In your copy, leave out the pictures and repeat the entries below exactly.

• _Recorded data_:

----------------

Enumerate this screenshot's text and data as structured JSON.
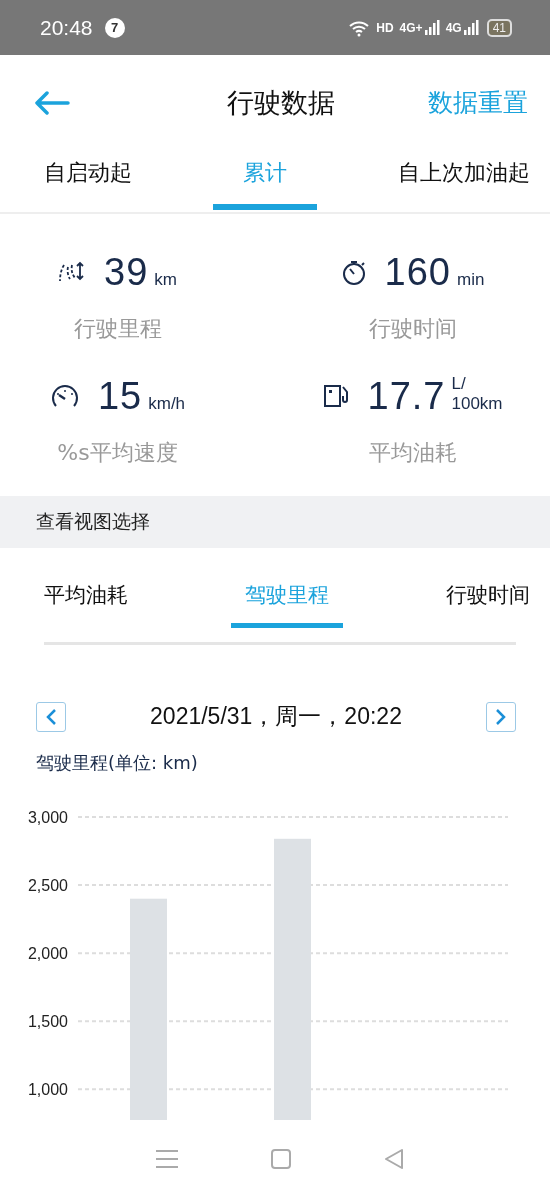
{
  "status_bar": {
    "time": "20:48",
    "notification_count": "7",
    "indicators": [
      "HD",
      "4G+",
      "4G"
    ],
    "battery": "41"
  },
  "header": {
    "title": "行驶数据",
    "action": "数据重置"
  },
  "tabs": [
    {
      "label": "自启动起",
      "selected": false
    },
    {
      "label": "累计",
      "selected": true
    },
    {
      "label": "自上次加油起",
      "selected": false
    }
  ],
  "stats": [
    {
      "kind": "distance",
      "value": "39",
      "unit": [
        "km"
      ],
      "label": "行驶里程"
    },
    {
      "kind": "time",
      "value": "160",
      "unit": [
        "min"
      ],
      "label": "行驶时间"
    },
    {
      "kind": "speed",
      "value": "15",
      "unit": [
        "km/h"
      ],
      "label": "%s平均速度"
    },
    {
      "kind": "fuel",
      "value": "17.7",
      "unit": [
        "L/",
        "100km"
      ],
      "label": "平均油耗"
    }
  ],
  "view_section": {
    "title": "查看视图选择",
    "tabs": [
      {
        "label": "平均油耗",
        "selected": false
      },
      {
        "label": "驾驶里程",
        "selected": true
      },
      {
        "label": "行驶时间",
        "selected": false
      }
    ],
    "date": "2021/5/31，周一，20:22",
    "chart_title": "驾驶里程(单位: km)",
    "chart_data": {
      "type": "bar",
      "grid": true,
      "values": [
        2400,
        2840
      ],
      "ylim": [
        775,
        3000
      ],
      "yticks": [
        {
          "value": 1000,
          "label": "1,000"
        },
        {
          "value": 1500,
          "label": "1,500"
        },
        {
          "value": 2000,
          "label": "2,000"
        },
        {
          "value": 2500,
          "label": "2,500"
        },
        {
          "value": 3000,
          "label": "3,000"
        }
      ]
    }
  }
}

----------------

• _Solution for this problem_:
Enumerate this screenshot's text and data as structured JSON.
{
  "status_bar": {
    "time": "20:48",
    "notification_count": "7",
    "indicators": [
      "HD",
      "4G+",
      "4G"
    ],
    "battery": "41"
  },
  "header": {
    "title": "行驶数据",
    "action": "数据重置"
  },
  "tabs": [
    {
      "label": "自启动起",
      "selected": false
    },
    {
      "label": "累计",
      "selected": true
    },
    {
      "label": "自上次加油起",
      "selected": false
    }
  ],
  "stats": [
    {
      "kind": "distance",
      "value": "39",
      "unit": [
        "km"
      ],
      "label": "行驶里程"
    },
    {
      "kind": "time",
      "value": "160",
      "unit": [
        "min"
      ],
      "label": "行驶时间"
    },
    {
      "kind": "speed",
      "value": "15",
      "unit": [
        "km/h"
      ],
      "label": "%s平均速度"
    },
    {
      "kind": "fuel",
      "value": "17.7",
      "unit": [
        "L/",
        "100km"
      ],
      "label": "平均油耗"
    }
  ],
  "view_section": {
    "title": "查看视图选择",
    "tabs": [
      {
        "label": "平均油耗",
        "selected": false
      },
      {
        "label": "驾驶里程",
        "selected": true
      },
      {
        "label": "行驶时间",
        "selected": false
      }
    ],
    "date": "2021/5/31，周一，20:22",
    "chart_title": "驾驶里程(单位: km)",
    "chart_data": {
      "type": "bar",
      "grid": true,
      "values": [
        2400,
        2840
      ],
      "ylim": [
        775,
        3000
      ],
      "yticks": [
        {
          "value": 1000,
          "label": "1,000"
        },
        {
          "value": 1500,
          "label": "1,500"
        },
        {
          "value": 2000,
          "label": "2,000"
        },
        {
          "value": 2500,
          "label": "2,500"
        },
        {
          "value": 3000,
          "label": "3,000"
        }
      ]
    }
  }
}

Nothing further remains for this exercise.